• _TASK TO COMPLETE_
Pick out each line of the records that includes the string "income", and copy it.

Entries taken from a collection
## Begin

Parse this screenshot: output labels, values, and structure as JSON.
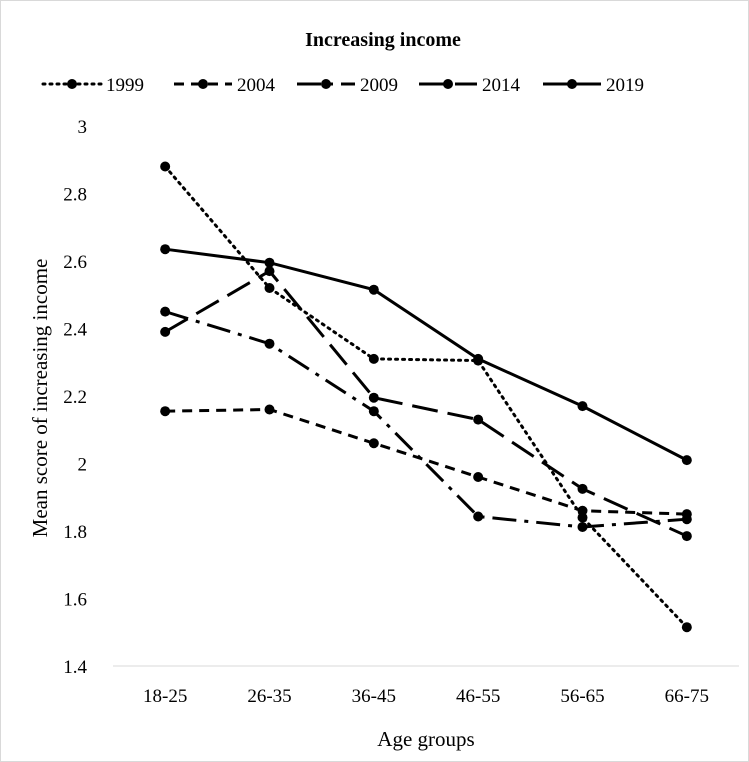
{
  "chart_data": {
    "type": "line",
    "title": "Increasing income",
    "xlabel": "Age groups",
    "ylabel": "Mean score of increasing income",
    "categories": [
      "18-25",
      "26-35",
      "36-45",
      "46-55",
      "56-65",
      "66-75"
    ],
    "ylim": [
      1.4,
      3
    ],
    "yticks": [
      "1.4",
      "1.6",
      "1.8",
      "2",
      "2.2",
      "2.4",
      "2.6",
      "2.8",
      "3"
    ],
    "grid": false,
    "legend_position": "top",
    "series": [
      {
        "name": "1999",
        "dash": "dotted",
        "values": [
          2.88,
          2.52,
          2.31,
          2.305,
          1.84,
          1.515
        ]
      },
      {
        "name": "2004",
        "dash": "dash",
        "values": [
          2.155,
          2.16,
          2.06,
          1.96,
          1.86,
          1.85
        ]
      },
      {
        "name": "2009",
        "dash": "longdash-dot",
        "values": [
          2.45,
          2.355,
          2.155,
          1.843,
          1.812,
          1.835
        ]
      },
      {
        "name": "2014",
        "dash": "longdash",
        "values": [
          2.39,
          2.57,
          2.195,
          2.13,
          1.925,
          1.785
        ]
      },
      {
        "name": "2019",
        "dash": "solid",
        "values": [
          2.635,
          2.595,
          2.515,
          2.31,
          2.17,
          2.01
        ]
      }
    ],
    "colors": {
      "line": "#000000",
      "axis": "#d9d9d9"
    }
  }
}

## End

• _WRITTEN ANSWER_
    "title": "Increasing income",
    "ylabel": "Mean score of increasing income",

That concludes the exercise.